Saved data entries
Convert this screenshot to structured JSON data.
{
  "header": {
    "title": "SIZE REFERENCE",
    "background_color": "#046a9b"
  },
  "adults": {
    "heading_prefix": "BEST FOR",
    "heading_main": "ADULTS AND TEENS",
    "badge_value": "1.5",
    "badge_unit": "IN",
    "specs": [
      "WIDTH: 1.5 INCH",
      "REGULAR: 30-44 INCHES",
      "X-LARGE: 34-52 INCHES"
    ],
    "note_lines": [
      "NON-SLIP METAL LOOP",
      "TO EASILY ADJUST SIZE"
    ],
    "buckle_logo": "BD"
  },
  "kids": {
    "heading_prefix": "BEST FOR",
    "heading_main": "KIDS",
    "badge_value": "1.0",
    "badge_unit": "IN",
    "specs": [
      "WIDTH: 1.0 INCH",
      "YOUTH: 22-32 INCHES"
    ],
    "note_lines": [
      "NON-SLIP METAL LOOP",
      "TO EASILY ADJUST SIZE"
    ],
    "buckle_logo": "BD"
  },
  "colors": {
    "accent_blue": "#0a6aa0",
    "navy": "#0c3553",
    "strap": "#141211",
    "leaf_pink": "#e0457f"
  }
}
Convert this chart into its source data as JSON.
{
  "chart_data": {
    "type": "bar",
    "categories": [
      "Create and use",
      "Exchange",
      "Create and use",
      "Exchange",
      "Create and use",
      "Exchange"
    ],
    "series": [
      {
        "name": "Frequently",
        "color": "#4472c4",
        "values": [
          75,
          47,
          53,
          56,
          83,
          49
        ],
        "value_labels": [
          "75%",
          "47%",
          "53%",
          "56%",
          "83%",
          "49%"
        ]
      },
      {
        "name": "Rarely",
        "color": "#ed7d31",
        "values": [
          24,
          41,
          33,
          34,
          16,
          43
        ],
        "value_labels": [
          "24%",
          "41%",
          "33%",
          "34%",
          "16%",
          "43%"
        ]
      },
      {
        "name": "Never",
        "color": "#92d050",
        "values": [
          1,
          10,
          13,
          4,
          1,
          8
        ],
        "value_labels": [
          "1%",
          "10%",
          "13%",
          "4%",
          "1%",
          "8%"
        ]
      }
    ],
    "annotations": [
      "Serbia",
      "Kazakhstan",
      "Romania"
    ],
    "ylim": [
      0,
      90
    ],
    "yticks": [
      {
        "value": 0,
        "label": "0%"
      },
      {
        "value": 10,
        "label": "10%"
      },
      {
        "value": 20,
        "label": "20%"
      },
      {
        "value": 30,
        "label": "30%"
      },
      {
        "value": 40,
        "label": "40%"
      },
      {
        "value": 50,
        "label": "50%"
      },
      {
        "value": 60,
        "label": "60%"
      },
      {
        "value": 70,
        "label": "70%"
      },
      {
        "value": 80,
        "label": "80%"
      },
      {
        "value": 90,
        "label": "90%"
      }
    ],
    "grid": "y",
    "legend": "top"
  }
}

- REQUIRED WORK -
Give all of the entries again, word for word.

- OUTPUT FOR THIS TASK -
Convert this screenshot to structured JSON data.
{
  "header": {
    "title": "SIZE REFERENCE",
    "background_color": "#046a9b"
  },
  "adults": {
    "heading_prefix": "BEST FOR",
    "heading_main": "ADULTS AND TEENS",
    "badge_value": "1.5",
    "badge_unit": "IN",
    "specs": [
      "WIDTH: 1.5 INCH",
      "REGULAR: 30-44 INCHES",
      "X-LARGE: 34-52 INCHES"
    ],
    "note_lines": [
      "NON-SLIP METAL LOOP",
      "TO EASILY ADJUST SIZE"
    ],
    "buckle_logo": "BD"
  },
  "kids": {
    "heading_prefix": "BEST FOR",
    "heading_main": "KIDS",
    "badge_value": "1.0",
    "badge_unit": "IN",
    "specs": [
      "WIDTH: 1.0 INCH",
      "YOUTH: 22-32 INCHES"
    ],
    "note_lines": [
      "NON-SLIP METAL LOOP",
      "TO EASILY ADJUST SIZE"
    ],
    "buckle_logo": "BD"
  },
  "colors": {
    "accent_blue": "#0a6aa0",
    "navy": "#0c3553",
    "strap": "#141211",
    "leaf_pink": "#e0457f"
  }
}
Convert this chart into its source data as JSON.
{
  "chart_data": {
    "type": "bar",
    "categories": [
      "Create and use",
      "Exchange",
      "Create and use",
      "Exchange",
      "Create and use",
      "Exchange"
    ],
    "series": [
      {
        "name": "Frequently",
        "color": "#4472c4",
        "values": [
          75,
          47,
          53,
          56,
          83,
          49
        ],
        "value_labels": [
          "75%",
          "47%",
          "53%",
          "56%",
          "83%",
          "49%"
        ]
      },
      {
        "name": "Rarely",
        "color": "#ed7d31",
        "values": [
          24,
          41,
          33,
          34,
          16,
          43
        ],
        "value_labels": [
          "24%",
          "41%",
          "33%",
          "34%",
          "16%",
          "43%"
        ]
      },
      {
        "name": "Never",
        "color": "#92d050",
        "values": [
          1,
          10,
          13,
          4,
          1,
          8
        ],
        "value_labels": [
          "1%",
          "10%",
          "13%",
          "4%",
          "1%",
          "8%"
        ]
      }
    ],
    "annotations": [
      "Serbia",
      "Kazakhstan",
      "Romania"
    ],
    "ylim": [
      0,
      90
    ],
    "yticks": [
      {
        "value": 0,
        "label": "0%"
      },
      {
        "value": 10,
        "label": "10%"
      },
      {
        "value": 20,
        "label": "20%"
      },
      {
        "value": 30,
        "label": "30%"
      },
      {
        "value": 40,
        "label": "40%"
      },
      {
        "value": 50,
        "label": "50%"
      },
      {
        "value": 60,
        "label": "60%"
      },
      {
        "value": 70,
        "label": "70%"
      },
      {
        "value": 80,
        "label": "80%"
      },
      {
        "value": 90,
        "label": "90%"
      }
    ],
    "grid": "y",
    "legend": "top"
  }
}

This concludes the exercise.